* THE TASK *
Return all lines where the word "però" can be found.

* PROVIDED MATERIAL *
--
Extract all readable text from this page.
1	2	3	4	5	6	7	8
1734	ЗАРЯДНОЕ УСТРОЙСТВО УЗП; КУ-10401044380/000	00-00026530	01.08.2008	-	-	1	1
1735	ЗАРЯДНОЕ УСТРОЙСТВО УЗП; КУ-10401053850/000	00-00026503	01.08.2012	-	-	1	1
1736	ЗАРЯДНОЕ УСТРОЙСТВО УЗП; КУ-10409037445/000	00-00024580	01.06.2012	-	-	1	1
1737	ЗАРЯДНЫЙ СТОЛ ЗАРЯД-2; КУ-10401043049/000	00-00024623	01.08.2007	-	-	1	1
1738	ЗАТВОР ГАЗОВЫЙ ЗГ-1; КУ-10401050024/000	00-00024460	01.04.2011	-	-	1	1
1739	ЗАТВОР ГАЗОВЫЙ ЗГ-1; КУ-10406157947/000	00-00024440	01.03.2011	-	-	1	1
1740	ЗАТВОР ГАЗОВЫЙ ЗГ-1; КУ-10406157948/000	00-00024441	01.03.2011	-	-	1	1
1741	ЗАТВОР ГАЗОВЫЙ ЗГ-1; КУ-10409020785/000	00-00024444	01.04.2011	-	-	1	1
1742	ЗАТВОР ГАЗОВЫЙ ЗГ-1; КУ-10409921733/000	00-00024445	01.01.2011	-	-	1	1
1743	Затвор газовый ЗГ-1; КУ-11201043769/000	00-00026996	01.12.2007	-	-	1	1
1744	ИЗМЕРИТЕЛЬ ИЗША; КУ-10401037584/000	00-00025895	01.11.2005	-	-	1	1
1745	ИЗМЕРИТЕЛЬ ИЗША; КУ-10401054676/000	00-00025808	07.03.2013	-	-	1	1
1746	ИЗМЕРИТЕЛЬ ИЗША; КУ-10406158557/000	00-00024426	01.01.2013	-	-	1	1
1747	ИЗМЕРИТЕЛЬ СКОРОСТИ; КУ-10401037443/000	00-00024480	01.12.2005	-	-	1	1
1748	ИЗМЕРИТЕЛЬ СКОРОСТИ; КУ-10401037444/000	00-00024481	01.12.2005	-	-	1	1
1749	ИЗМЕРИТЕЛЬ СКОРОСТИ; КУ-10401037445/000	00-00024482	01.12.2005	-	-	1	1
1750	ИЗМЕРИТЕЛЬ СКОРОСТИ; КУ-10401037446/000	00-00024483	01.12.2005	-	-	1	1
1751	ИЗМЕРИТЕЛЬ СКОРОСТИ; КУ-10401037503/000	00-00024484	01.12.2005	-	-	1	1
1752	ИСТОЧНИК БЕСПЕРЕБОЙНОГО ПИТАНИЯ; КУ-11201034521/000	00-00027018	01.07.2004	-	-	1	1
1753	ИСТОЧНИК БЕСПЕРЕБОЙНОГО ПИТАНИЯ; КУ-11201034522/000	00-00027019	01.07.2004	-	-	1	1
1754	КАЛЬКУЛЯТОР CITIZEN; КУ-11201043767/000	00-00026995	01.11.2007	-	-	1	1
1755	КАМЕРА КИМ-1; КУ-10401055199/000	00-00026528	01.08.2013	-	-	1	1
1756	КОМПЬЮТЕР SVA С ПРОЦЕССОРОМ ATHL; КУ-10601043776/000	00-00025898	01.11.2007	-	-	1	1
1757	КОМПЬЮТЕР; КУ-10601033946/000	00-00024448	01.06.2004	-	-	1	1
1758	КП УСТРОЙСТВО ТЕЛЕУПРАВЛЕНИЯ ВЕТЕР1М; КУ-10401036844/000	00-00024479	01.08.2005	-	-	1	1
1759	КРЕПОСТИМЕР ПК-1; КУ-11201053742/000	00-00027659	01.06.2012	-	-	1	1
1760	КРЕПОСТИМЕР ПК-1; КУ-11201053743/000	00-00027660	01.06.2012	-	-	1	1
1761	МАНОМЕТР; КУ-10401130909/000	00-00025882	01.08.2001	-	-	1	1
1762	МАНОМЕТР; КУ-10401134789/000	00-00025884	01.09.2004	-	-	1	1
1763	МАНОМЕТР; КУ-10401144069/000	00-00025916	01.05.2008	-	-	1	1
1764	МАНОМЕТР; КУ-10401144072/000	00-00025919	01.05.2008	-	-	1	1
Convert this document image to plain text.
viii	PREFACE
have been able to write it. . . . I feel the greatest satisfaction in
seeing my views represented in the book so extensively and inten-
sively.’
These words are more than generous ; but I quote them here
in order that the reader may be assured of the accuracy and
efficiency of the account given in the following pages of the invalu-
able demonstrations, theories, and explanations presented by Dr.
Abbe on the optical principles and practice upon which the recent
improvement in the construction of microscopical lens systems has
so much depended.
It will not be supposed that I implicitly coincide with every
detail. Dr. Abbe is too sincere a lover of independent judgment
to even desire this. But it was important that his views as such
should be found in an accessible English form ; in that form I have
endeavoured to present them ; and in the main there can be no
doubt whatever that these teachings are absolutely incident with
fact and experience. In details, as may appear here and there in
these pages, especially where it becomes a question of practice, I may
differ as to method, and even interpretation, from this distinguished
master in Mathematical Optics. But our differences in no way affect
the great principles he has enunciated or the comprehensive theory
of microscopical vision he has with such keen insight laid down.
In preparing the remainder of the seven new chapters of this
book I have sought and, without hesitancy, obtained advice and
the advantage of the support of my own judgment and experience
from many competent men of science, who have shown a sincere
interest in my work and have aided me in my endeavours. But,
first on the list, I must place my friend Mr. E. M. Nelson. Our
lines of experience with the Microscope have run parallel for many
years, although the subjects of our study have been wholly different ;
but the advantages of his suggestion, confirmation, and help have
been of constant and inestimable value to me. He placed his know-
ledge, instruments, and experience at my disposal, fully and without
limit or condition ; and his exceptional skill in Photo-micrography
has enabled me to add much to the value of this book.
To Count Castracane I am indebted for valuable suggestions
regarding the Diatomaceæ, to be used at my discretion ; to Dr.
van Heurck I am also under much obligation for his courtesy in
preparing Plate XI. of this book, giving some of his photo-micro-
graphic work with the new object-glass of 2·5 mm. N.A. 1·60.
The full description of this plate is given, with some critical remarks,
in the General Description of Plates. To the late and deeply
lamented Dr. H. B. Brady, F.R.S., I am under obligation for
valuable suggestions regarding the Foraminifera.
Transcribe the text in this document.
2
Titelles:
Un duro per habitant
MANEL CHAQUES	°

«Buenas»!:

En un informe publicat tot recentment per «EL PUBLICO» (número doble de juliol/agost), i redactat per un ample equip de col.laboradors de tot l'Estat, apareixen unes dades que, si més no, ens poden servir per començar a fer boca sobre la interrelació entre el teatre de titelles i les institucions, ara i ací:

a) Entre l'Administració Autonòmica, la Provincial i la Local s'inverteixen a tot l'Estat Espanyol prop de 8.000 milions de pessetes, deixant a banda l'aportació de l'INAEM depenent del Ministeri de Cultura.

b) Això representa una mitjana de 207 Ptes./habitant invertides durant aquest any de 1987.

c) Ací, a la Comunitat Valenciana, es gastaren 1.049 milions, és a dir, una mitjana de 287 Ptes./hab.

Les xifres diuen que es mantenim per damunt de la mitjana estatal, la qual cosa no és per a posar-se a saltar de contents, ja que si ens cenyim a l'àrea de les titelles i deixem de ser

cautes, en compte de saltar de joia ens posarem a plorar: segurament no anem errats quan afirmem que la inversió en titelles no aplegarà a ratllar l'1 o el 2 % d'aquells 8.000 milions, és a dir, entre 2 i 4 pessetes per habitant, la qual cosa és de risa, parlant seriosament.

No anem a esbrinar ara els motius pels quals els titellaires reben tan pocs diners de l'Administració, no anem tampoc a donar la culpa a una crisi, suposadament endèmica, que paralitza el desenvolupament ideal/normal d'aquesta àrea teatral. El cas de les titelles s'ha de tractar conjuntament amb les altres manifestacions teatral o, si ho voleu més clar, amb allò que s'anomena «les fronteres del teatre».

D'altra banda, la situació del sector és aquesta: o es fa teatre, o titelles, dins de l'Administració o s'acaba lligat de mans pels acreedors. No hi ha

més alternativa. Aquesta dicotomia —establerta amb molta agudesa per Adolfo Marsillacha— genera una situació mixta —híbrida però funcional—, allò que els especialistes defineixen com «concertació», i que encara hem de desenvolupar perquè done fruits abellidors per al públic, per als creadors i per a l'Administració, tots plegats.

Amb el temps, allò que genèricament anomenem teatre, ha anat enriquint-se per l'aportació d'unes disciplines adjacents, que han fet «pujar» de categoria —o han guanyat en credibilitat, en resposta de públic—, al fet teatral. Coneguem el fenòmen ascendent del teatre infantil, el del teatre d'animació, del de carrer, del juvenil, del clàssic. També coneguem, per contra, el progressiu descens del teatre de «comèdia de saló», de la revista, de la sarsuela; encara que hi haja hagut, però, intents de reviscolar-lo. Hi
--
* RESPONSE TO THIS TASK *
més alternativa. Aquesta dicotomia —establerta amb molta agudesa per Adolfo Marsillacha— genera una situació mixta —híbrida però funcional—, allò que els especialistes defineixen com «concertació», i que encara hem de desenvolupar perquè done fruits abellidors per al públic, per als creadors i per a l'Administració, tots plegats.
Amb el temps, allò que genèricament anomenem teatre, ha anat enriquint-se per l'aportació d'unes disciplines adjacents, que han fet «pujar» de categoria —o han guanyat en credibilitat, en resposta de públic—, al fet teatral. Coneguem el fenòmen ascendent del teatre infantil, el del teatre d'animació, del de carrer, del juvenil, del clàssic. També coneguem, per contra, el progressiu descens del teatre de «comèdia de saló», de la revista, de la sarsuela; encara que hi haja hagut, però, intents de reviscolar-lo. Hi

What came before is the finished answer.